TEXTE FOURNI –

##############################

France | France, Conseil d'État, 8ème sous-section jugeant seule, 21 décembre 2006, 279277


Vu la requête, enregistrée le 4 avril 2005 au secrétariat du contentieux du Conseil d'Etat, présentée pour la SA LARIVIERE, dont le siège est 36, bis rue Delaâge BP 446 à Angers (49000) ; la SA LARIVIERE demande au Conseil d'Etat :

1°) d'annuler le jugement du 26 février 2004 par lequel le tribunal administratif de Melun a rejeté sa demande tendant à une réduction de la cotisation de taxe foncière sur les propriétés bâties à laquelle elle a été assujettie au titre de l'année 2003 ;

2°) statuant au fond, de lui accorder la réduction de la cotisation en cause

à hauteur de 11 387 euros ;

3°) de mettre à la charge de l'Etat la somme de 4 00...

##############################

DONNÉES FOURNIES –
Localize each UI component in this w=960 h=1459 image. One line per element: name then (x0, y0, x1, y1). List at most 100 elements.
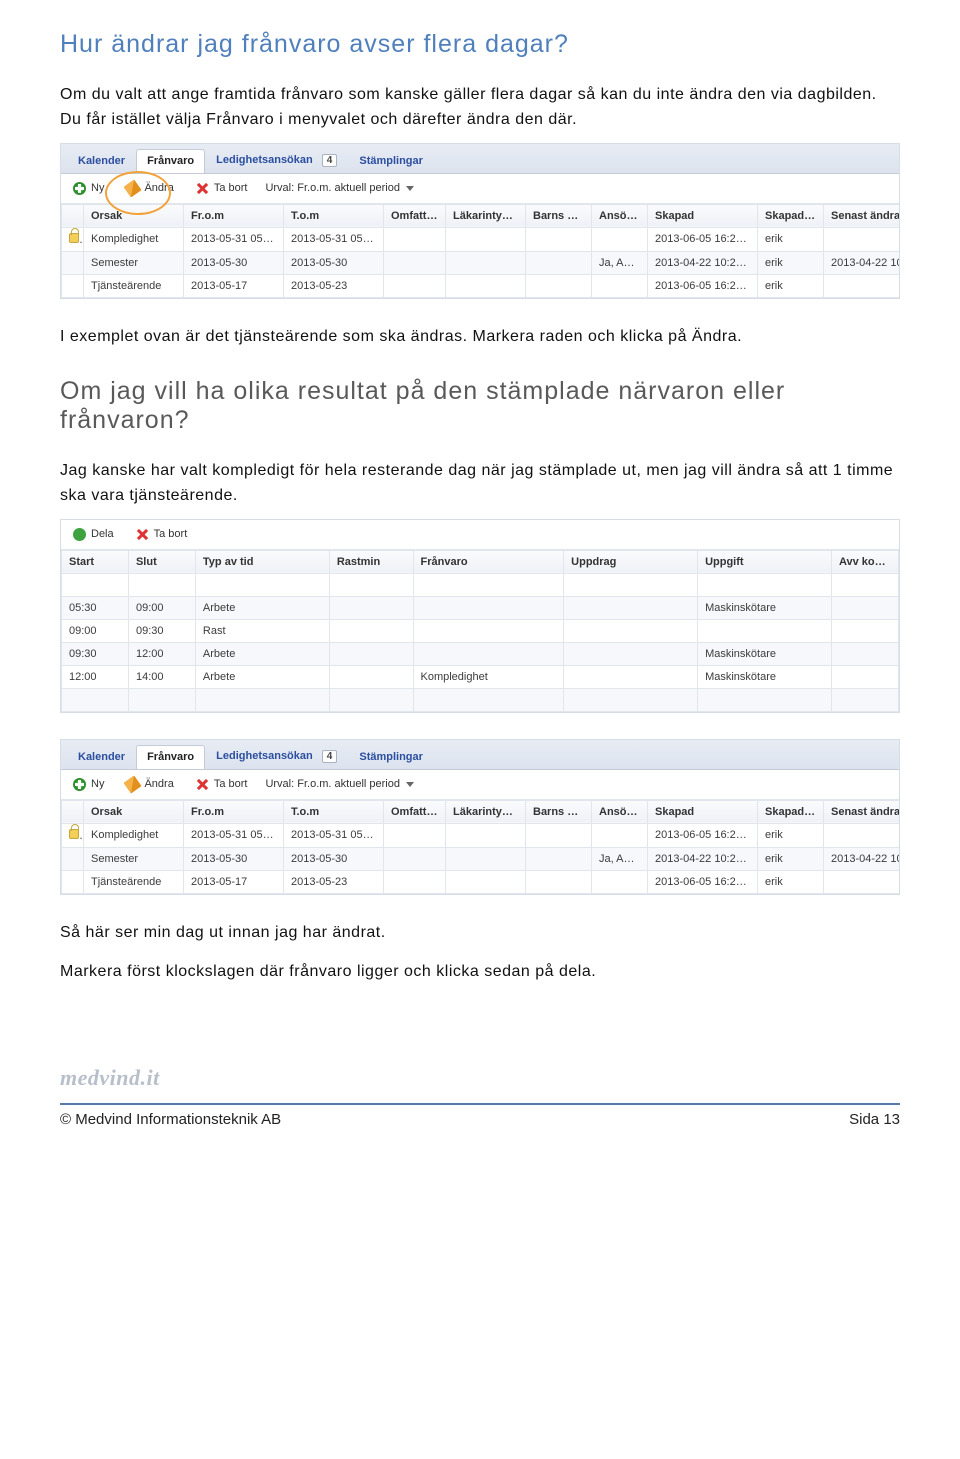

##############################

TRAVAIL À FAIRE –
a: D'après le texte fourni, quel tribunal a rendu le jugement du 26 février 2004 dont la SA LARIVIERE demande l'annulation ?
b: Recopiez le passage du texte fourni compris entre « Vu la requête, enregistrée » et « somme de 4 00... », ces deux extrémités incluses.
Les données fournies n'interviennent pas dans ce travail.

RÉSULTATS DE L'EXERCICE –
a: Le tribunal administratif de Melun.

b:
Vu la requête, enregistrée le 4 avril 2005 au secrétariat du contentieux du Conseil d'Etat, présentée pour la SA LARIVIERE, dont le siège est 36, bis rue Delaâge BP 446 à Angers (49000) ; la SA LARIVIERE demande au Conseil d'Etat :

1°) d'annuler le jugement du 26 février 2004 par lequel le tribunal administratif de Melun a rejeté sa demande tendant à une réduction de la cotisation de taxe foncière sur les propriétés bâties à laquelle elle a été assujettie au titre de l'année 2003 ;

2°) statuant au fond, de lui accorder la réduction de la cotisation en cause

à hauteur de 11 387 euros ;

3°) de mettre à la charge de l'Etat la somme de 4 00...